## WHAT YOU ARE ASKED TO DO
From the entries below, report how many lines contain the string "this". Give only that number.

━━━━━━━━━━━━━━━━

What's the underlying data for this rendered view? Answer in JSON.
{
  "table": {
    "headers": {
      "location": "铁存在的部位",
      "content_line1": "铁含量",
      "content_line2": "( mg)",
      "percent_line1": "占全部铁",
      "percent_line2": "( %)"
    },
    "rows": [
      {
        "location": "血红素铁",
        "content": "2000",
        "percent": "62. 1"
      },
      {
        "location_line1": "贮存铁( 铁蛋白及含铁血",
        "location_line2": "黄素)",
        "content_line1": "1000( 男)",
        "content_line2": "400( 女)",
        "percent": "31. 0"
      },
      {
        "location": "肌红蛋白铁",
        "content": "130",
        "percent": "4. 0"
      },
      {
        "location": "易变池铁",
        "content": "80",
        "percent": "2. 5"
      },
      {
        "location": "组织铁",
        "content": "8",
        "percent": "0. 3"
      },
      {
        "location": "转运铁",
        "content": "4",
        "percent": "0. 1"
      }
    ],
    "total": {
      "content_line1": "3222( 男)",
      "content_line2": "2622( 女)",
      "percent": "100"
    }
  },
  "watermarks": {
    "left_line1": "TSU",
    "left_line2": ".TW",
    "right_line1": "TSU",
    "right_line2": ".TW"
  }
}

━━━━━━━━━━━━━━━━

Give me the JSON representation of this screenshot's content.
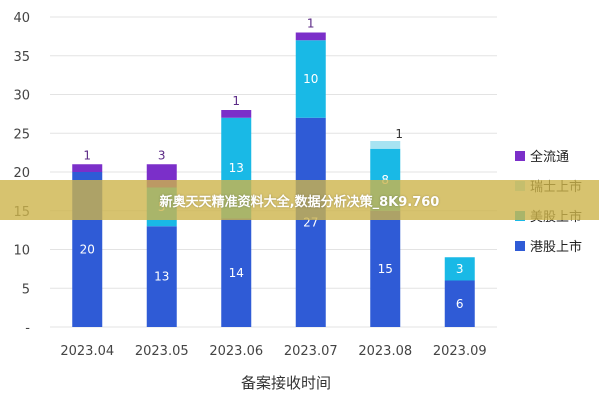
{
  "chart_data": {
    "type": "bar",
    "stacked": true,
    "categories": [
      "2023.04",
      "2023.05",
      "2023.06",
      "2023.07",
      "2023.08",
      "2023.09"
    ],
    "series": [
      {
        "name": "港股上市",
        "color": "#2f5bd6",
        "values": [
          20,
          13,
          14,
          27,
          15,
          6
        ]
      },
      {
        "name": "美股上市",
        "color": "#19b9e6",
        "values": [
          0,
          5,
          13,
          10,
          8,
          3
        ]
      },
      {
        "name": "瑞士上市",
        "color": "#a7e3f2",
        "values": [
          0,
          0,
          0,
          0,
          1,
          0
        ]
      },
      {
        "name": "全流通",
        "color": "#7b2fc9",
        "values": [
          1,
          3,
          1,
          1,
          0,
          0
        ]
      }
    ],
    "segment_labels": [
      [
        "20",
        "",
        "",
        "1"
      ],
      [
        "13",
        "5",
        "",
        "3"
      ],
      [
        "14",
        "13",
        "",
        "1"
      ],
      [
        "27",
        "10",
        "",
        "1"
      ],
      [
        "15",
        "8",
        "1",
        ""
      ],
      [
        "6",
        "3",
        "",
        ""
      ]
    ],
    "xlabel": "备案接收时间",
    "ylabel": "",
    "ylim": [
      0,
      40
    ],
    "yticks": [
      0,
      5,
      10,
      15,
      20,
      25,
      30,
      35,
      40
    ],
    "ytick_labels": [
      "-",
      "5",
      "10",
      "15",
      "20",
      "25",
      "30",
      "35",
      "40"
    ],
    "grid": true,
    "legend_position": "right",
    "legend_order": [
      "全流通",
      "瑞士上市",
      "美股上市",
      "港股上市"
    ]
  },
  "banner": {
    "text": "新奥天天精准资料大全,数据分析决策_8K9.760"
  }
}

━━━━━━━━━━━━━━━━

## ANSWER FOR THE TASK
2